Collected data
=======

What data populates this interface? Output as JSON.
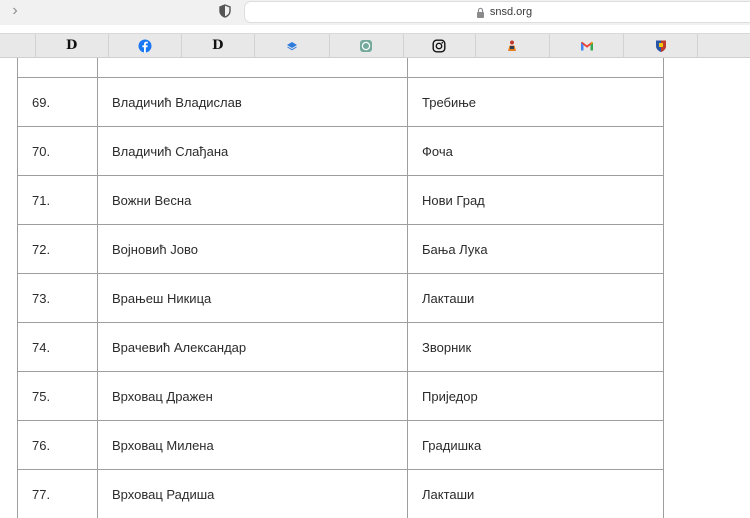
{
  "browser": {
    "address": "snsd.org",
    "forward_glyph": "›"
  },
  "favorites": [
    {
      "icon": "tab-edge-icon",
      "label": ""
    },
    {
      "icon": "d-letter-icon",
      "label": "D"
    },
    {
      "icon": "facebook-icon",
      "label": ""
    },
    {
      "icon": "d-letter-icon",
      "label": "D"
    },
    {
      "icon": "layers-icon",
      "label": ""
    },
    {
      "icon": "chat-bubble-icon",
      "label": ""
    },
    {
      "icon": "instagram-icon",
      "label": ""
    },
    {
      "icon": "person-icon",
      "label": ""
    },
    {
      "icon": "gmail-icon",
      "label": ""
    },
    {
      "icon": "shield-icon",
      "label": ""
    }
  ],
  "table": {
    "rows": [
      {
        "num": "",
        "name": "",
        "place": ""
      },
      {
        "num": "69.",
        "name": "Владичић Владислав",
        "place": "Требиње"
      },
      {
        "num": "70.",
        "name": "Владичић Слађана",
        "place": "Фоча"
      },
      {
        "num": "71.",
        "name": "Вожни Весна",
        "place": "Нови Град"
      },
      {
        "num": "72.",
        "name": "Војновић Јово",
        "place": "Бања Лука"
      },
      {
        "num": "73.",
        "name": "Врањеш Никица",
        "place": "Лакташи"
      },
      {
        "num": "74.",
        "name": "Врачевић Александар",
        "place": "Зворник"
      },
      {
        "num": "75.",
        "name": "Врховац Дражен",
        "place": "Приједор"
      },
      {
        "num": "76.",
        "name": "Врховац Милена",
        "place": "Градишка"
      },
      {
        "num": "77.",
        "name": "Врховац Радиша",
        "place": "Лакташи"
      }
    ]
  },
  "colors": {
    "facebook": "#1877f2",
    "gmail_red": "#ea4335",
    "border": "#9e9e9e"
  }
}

=======

REQUIREMENT:
Every line in the data that holds "Владичић" should be copied out.

EXERCISE ANSWER:
        "name": "Владичић Владислав",
        "name": "Владичић Слађана",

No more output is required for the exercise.